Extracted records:
***

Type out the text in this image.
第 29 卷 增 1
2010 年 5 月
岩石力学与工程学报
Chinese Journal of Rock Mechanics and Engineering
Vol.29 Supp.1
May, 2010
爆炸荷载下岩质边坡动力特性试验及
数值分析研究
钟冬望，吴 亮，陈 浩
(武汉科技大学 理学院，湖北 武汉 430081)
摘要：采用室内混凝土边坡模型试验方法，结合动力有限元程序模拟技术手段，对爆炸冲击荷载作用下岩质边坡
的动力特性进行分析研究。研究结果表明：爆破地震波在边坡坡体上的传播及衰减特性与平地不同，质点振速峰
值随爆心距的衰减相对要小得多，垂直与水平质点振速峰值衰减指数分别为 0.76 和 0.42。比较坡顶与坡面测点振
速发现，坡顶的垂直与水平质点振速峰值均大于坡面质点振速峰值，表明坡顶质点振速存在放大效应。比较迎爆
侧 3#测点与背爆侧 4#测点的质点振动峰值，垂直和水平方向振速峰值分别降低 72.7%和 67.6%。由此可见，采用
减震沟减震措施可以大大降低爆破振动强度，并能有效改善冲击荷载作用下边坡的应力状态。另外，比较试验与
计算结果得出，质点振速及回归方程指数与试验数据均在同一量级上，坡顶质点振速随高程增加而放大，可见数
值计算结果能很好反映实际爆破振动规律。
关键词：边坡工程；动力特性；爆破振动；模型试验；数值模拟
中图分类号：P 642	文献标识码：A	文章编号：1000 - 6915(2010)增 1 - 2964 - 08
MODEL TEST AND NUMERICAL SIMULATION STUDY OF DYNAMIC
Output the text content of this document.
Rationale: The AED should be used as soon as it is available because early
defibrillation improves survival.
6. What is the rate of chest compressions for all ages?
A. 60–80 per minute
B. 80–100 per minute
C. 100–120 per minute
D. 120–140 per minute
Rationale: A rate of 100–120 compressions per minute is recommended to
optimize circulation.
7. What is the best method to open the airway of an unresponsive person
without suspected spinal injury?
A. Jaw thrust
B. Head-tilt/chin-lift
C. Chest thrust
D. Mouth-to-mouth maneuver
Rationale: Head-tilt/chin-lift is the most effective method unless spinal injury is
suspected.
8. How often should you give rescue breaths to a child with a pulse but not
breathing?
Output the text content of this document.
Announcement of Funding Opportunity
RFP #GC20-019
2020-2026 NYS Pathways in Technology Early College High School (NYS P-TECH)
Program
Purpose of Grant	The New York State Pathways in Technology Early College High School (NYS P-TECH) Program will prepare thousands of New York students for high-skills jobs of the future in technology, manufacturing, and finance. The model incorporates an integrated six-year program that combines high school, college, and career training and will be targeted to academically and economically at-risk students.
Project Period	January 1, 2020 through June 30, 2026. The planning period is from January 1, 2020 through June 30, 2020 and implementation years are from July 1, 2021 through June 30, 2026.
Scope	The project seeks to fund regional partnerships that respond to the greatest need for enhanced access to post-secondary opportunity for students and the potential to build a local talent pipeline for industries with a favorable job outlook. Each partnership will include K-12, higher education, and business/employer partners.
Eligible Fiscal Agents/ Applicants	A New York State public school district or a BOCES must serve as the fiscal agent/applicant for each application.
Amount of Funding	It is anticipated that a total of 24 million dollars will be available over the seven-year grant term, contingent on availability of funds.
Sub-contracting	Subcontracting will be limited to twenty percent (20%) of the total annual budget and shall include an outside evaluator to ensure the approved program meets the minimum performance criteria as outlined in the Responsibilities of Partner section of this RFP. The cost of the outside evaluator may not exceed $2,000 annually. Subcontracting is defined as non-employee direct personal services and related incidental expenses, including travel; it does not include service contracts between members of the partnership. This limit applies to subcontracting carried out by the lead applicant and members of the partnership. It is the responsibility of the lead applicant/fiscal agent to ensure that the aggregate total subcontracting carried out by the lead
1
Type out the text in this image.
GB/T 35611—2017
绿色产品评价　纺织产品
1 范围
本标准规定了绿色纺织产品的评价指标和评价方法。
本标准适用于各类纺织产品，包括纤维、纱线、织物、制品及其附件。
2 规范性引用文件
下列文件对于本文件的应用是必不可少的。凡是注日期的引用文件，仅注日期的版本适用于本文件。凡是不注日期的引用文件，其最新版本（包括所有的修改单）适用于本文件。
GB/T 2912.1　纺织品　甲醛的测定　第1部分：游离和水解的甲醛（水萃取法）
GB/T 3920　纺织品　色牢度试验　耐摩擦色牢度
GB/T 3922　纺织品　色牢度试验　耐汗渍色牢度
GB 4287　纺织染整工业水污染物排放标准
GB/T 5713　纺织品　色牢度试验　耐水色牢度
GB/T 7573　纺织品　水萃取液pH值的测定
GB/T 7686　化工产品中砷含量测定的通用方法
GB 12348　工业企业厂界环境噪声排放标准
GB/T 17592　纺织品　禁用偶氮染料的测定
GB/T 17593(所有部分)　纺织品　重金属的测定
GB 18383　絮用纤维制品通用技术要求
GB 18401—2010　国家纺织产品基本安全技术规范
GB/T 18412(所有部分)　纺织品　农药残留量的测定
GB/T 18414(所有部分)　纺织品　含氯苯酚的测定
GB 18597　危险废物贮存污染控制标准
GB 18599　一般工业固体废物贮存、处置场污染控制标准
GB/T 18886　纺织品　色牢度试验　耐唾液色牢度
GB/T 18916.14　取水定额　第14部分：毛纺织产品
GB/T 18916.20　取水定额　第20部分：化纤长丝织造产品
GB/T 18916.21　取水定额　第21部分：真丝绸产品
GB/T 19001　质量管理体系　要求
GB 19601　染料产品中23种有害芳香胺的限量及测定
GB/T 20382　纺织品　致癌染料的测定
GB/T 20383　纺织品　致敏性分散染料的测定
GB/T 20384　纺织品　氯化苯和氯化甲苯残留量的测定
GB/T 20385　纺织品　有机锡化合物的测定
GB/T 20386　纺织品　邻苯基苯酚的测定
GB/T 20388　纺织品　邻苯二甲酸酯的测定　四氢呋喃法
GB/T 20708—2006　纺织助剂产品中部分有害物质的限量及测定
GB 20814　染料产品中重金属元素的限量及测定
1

***

Directive:
Using the entries above, tally how many lines have the word "total" in them; write the number and nothing more.

Answer for the task:
2